Kathryn House

Rev. Kathryn House (she/her), Ph.D., is Assistant Professor of Leadership Studies and Practical Theology and Chair of the Rev. Dr. Lee Barker Professorship of Leadership Studies at Meadville Lombard Theological School. Kathryn was formerly Visiting Assistant Professor of Practical Theology and a Louisville Institute Postdoctoral Fellow at Louisville Presbyterian Theological Seminary. She served as the Project Director of the Myrtle Collaboration, an Innovation Hub of the Called to Lives of Meaning and Purpose Initiative, at Louisville Seminary. Kathryn completed her Theological Studies and Master of Divinity at Boston University School of Theology. While at the School of Theology, she was Assistant Director of the Center for Practical Theology and Instructional Coordinator for Distance Learning Initiatives.

Problem details:
Answer these questions from the profile of Kathryn House:
1. Which professorship does she chair at Meadville Lombard Theological School?
2. What postdoctoral fellowship did she hold at Louisville Presbyterian Theological Seminary?
3. At which school did she complete her Master of Divinity?

Information given:
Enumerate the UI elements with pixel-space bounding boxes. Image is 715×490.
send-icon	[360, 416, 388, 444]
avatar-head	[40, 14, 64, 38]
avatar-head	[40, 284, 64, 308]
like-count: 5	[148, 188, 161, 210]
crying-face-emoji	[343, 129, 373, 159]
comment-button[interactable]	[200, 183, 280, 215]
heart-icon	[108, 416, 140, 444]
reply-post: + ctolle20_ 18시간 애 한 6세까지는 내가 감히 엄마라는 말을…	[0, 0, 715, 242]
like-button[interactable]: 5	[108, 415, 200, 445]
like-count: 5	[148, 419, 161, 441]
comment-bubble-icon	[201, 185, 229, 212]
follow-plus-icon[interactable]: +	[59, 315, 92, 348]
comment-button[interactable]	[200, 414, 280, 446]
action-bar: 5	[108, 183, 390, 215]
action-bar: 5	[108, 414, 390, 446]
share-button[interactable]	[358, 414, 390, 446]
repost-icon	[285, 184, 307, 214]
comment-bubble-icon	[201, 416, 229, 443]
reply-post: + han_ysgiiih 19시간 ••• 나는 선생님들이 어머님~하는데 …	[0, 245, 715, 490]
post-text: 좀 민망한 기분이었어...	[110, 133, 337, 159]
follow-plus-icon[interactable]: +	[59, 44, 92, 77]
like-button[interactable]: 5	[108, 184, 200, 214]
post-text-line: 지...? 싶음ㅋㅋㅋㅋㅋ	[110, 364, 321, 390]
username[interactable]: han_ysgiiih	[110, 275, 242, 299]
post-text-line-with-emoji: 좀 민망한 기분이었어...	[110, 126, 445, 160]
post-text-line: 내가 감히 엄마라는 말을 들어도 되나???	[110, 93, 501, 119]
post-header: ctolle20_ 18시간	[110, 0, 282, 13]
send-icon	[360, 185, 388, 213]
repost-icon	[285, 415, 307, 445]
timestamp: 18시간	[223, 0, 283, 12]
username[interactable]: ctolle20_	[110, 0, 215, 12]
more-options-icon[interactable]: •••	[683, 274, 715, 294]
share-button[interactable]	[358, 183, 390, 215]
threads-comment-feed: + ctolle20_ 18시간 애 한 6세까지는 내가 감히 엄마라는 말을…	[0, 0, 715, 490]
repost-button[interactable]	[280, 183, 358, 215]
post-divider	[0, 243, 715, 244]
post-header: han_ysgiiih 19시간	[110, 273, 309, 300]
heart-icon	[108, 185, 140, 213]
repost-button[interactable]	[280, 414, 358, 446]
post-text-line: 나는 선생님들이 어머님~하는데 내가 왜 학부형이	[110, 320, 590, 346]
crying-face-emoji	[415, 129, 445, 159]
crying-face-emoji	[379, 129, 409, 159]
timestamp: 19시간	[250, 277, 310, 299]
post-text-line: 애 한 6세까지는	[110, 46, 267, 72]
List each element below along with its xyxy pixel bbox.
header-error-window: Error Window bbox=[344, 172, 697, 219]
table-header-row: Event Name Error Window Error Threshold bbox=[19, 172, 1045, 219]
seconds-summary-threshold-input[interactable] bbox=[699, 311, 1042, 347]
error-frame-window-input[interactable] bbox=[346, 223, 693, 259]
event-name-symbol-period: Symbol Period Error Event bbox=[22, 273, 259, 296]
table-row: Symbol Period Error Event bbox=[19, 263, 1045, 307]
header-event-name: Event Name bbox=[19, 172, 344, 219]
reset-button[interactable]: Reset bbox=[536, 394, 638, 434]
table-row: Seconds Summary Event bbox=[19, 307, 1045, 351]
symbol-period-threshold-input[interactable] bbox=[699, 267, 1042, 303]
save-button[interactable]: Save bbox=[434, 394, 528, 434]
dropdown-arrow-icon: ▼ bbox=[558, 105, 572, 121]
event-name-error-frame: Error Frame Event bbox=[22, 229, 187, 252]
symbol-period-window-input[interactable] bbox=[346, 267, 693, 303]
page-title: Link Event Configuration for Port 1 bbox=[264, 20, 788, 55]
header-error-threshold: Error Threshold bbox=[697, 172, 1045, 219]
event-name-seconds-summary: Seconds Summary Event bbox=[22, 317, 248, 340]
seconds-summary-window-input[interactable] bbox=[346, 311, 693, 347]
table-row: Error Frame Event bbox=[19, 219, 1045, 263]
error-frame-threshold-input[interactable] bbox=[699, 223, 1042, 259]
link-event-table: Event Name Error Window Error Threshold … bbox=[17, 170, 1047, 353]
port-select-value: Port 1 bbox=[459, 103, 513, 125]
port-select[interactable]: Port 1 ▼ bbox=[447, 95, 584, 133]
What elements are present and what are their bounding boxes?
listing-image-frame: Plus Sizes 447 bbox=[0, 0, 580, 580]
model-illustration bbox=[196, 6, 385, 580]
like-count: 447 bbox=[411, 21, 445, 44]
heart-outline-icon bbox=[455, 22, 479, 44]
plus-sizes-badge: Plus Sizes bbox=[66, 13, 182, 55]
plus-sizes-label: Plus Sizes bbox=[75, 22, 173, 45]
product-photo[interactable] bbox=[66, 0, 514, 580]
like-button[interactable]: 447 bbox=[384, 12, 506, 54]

Written response:
1. The Rev. Dr. Lee Barker Professorship of Leadership Studies.
2. A Louisville Institute Postdoctoral Fellowship.
3. Boston University School of Theology.